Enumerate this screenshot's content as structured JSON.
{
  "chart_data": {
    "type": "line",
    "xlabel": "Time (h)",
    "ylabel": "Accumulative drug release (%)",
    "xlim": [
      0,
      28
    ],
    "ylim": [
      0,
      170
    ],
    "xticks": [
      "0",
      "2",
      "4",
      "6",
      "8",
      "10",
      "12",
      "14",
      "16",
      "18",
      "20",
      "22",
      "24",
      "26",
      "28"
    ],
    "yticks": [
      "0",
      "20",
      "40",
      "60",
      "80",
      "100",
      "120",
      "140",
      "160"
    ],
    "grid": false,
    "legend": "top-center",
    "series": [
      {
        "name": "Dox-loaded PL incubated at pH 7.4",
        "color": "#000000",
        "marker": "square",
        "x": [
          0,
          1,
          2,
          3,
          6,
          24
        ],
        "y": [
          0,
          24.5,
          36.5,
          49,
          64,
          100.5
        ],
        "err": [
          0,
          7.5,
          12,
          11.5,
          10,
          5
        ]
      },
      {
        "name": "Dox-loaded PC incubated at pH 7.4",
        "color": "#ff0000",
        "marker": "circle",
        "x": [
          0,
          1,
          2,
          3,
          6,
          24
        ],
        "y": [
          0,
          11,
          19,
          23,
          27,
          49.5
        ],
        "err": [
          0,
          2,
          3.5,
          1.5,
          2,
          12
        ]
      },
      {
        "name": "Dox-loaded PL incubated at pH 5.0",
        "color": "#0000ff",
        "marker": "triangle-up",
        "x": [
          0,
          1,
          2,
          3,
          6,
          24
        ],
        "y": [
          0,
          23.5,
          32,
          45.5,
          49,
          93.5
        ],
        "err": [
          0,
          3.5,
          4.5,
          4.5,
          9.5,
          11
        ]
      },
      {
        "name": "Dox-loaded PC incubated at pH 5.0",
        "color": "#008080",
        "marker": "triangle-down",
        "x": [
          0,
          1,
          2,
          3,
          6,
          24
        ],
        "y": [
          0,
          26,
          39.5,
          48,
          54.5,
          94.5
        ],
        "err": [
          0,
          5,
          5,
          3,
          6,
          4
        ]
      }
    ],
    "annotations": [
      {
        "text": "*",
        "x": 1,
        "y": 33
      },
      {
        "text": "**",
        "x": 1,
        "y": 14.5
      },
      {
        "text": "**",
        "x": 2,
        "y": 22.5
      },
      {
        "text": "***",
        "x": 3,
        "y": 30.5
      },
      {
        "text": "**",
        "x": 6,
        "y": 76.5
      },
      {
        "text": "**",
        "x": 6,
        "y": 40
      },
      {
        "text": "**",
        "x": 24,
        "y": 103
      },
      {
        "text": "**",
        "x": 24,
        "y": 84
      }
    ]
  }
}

* **What the task asks**:
Repeat the listing above without any change.

* **Finished task**:
Enumerate this screenshot's content as structured JSON.
{
  "chart_data": {
    "type": "line",
    "xlabel": "Time (h)",
    "ylabel": "Accumulative drug release (%)",
    "xlim": [
      0,
      28
    ],
    "ylim": [
      0,
      170
    ],
    "xticks": [
      "0",
      "2",
      "4",
      "6",
      "8",
      "10",
      "12",
      "14",
      "16",
      "18",
      "20",
      "22",
      "24",
      "26",
      "28"
    ],
    "yticks": [
      "0",
      "20",
      "40",
      "60",
      "80",
      "100",
      "120",
      "140",
      "160"
    ],
    "grid": false,
    "legend": "top-center",
    "series": [
      {
        "name": "Dox-loaded PL incubated at pH 7.4",
        "color": "#000000",
        "marker": "square",
        "x": [
          0,
          1,
          2,
          3,
          6,
          24
        ],
        "y": [
          0,
          24.5,
          36.5,
          49,
          64,
          100.5
        ],
        "err": [
          0,
          7.5,
          12,
          11.5,
          10,
          5
        ]
      },
      {
        "name": "Dox-loaded PC incubated at pH 7.4",
        "color": "#ff0000",
        "marker": "circle",
        "x": [
          0,
          1,
          2,
          3,
          6,
          24
        ],
        "y": [
          0,
          11,
          19,
          23,
          27,
          49.5
        ],
        "err": [
          0,
          2,
          3.5,
          1.5,
          2,
          12
        ]
      },
      {
        "name": "Dox-loaded PL incubated at pH 5.0",
        "color": "#0000ff",
        "marker": "triangle-up",
        "x": [
          0,
          1,
          2,
          3,
          6,
          24
        ],
        "y": [
          0,
          23.5,
          32,
          45.5,
          49,
          93.5
        ],
        "err": [
          0,
          3.5,
          4.5,
          4.5,
          9.5,
          11
        ]
      },
      {
        "name": "Dox-loaded PC incubated at pH 5.0",
        "color": "#008080",
        "marker": "triangle-down",
        "x": [
          0,
          1,
          2,
          3,
          6,
          24
        ],
        "y": [
          0,
          26,
          39.5,
          48,
          54.5,
          94.5
        ],
        "err": [
          0,
          5,
          5,
          3,
          6,
          4
        ]
      }
    ],
    "annotations": [
      {
        "text": "*",
        "x": 1,
        "y": 33
      },
      {
        "text": "**",
        "x": 1,
        "y": 14.5
      },
      {
        "text": "**",
        "x": 2,
        "y": 22.5
      },
      {
        "text": "***",
        "x": 3,
        "y": 30.5
      },
      {
        "text": "**",
        "x": 6,
        "y": 76.5
      },
      {
        "text": "**",
        "x": 6,
        "y": 40
      },
      {
        "text": "**",
        "x": 24,
        "y": 103
      },
      {
        "text": "**",
        "x": 24,
        "y": 84
      }
    ]
  }
}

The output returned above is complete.